### TO DO
Copy each line of the entries beneath that contains the word "ylabel".

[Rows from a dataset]

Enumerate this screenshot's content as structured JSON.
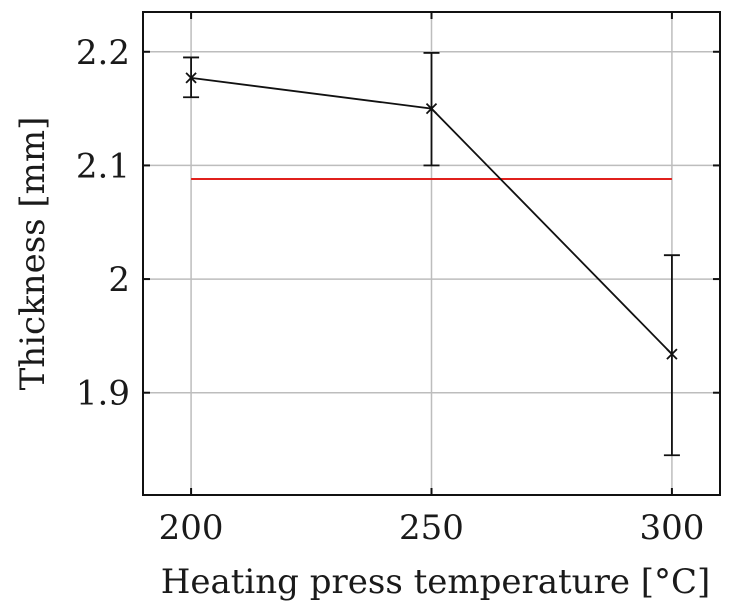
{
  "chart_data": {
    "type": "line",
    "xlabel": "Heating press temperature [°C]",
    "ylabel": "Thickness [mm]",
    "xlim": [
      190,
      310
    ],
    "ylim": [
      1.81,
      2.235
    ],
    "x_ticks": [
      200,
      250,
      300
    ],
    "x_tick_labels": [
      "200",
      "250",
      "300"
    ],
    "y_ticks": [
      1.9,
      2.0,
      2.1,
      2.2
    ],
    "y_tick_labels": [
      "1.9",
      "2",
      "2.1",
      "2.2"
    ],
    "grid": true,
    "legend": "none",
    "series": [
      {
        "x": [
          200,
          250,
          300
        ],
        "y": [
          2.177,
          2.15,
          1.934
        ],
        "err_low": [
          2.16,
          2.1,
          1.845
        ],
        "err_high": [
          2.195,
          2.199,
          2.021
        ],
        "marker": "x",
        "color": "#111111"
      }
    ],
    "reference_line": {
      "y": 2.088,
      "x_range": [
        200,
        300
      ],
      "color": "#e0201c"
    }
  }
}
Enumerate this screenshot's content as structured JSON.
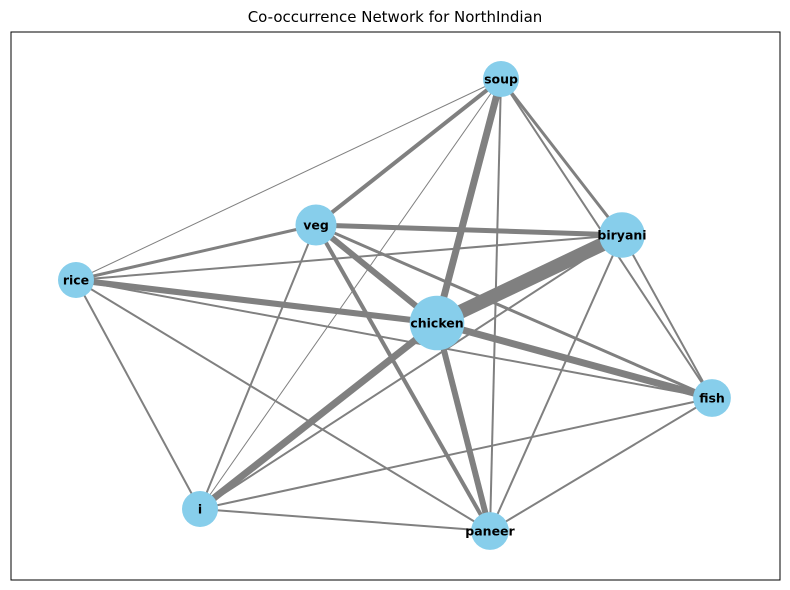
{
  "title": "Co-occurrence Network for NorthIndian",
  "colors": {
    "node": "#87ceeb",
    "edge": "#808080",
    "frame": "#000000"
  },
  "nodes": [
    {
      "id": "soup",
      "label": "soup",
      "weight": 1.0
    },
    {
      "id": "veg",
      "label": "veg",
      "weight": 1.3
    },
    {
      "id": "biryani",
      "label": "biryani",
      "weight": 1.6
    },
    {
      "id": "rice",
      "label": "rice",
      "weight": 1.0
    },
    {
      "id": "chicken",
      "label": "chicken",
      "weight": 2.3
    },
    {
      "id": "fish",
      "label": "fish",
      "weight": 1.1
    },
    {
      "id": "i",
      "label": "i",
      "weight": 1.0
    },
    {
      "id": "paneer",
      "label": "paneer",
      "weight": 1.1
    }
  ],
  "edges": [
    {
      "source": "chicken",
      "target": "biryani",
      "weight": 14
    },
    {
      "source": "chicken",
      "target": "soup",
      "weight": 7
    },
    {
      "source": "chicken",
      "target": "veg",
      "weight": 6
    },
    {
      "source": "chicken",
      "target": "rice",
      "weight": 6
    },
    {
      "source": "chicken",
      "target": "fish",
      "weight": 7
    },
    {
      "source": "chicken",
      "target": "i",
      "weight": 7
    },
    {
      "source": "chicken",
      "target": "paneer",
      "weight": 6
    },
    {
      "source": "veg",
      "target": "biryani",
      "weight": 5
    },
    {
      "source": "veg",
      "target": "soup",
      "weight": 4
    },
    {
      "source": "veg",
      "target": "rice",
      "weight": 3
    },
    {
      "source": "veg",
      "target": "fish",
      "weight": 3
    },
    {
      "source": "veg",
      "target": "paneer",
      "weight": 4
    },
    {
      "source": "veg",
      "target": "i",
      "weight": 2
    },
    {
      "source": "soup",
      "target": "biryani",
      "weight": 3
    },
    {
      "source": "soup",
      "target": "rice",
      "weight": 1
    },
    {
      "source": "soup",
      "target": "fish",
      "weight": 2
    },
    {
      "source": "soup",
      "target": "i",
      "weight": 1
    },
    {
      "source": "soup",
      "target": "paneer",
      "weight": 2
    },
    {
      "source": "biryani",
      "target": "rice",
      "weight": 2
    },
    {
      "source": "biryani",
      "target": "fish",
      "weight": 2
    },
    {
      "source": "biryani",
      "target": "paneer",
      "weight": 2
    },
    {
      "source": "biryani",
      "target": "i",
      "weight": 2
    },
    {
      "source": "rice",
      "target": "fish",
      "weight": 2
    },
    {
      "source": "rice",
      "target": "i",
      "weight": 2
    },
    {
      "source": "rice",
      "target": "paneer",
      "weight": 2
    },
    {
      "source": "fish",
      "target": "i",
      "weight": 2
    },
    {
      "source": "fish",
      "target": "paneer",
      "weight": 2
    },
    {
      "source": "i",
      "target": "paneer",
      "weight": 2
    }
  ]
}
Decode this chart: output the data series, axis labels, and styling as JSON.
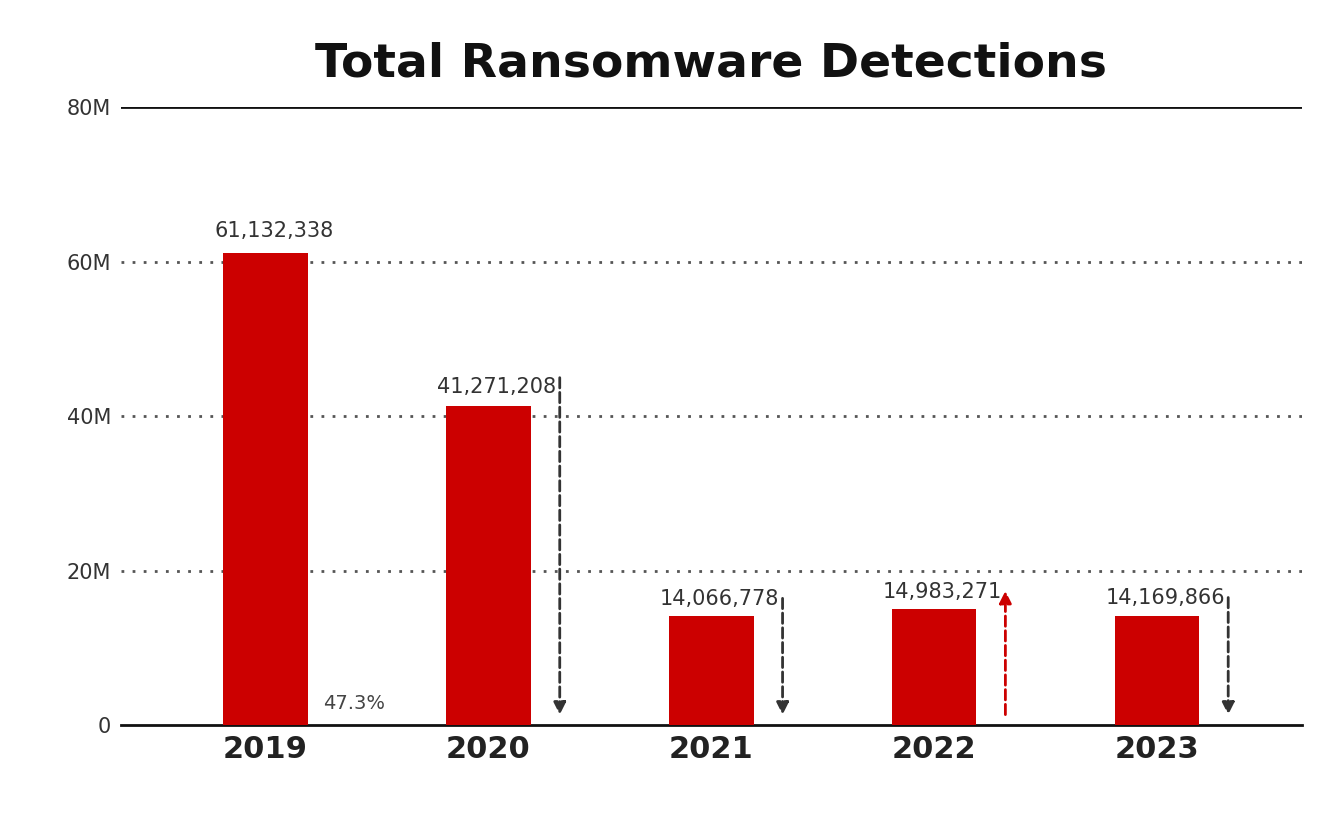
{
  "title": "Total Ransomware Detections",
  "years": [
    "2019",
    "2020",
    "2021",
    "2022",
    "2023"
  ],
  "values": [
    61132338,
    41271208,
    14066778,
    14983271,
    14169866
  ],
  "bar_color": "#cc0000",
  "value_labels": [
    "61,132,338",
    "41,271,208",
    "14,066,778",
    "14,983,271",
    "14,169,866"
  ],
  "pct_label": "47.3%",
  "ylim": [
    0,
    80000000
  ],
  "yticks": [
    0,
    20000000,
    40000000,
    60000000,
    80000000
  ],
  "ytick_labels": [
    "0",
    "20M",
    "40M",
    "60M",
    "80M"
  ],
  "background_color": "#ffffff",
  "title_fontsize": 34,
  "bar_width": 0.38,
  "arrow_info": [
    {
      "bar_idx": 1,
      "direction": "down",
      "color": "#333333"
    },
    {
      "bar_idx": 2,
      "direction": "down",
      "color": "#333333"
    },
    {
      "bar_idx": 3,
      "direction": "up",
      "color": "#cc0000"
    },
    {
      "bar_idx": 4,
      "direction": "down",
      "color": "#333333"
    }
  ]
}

--

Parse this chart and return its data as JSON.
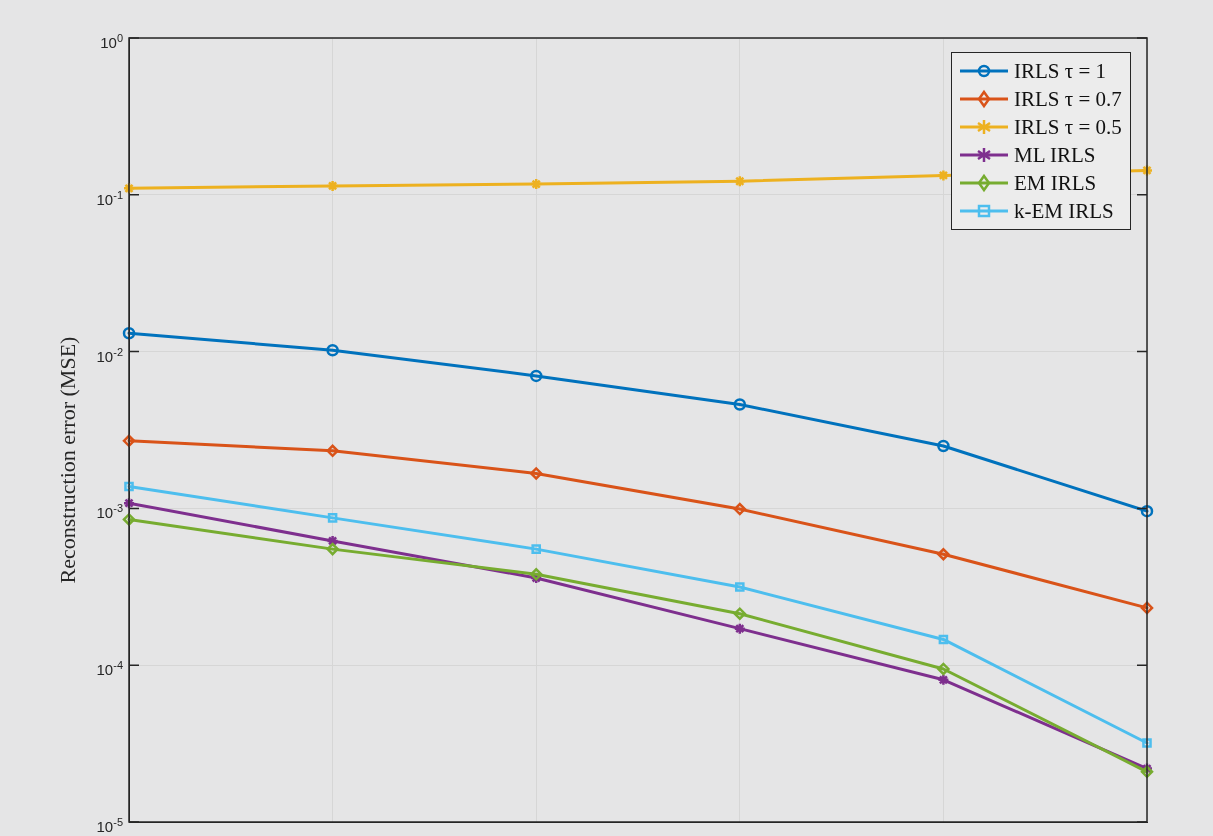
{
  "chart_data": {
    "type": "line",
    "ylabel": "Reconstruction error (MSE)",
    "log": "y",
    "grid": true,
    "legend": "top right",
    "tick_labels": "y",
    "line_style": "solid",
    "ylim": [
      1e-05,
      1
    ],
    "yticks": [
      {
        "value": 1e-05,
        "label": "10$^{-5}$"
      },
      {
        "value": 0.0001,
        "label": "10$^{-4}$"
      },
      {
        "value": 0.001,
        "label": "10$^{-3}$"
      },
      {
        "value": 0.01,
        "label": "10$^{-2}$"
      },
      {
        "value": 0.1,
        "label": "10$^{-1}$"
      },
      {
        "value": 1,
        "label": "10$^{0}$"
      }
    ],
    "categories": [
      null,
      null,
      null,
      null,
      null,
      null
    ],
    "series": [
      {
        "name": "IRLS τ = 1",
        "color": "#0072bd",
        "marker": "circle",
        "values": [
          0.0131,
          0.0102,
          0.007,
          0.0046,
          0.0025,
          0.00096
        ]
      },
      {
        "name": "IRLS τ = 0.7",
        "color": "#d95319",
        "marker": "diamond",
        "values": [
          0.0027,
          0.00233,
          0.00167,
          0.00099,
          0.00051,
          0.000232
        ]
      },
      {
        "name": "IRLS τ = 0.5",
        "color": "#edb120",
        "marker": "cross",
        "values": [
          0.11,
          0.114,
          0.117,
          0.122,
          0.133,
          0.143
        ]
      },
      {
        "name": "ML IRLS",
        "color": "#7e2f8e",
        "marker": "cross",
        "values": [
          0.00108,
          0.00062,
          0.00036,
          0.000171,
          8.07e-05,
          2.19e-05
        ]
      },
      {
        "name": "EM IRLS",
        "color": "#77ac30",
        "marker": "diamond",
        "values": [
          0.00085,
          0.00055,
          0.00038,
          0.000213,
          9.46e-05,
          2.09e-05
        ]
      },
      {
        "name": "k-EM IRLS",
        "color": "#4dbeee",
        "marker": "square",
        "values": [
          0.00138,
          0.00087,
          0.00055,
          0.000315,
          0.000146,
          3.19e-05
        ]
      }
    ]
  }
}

### RESPONSE BELOW
    "ylabel": "Thickness [mm]",
    "ylabel": "Reconstruction error (MSE)",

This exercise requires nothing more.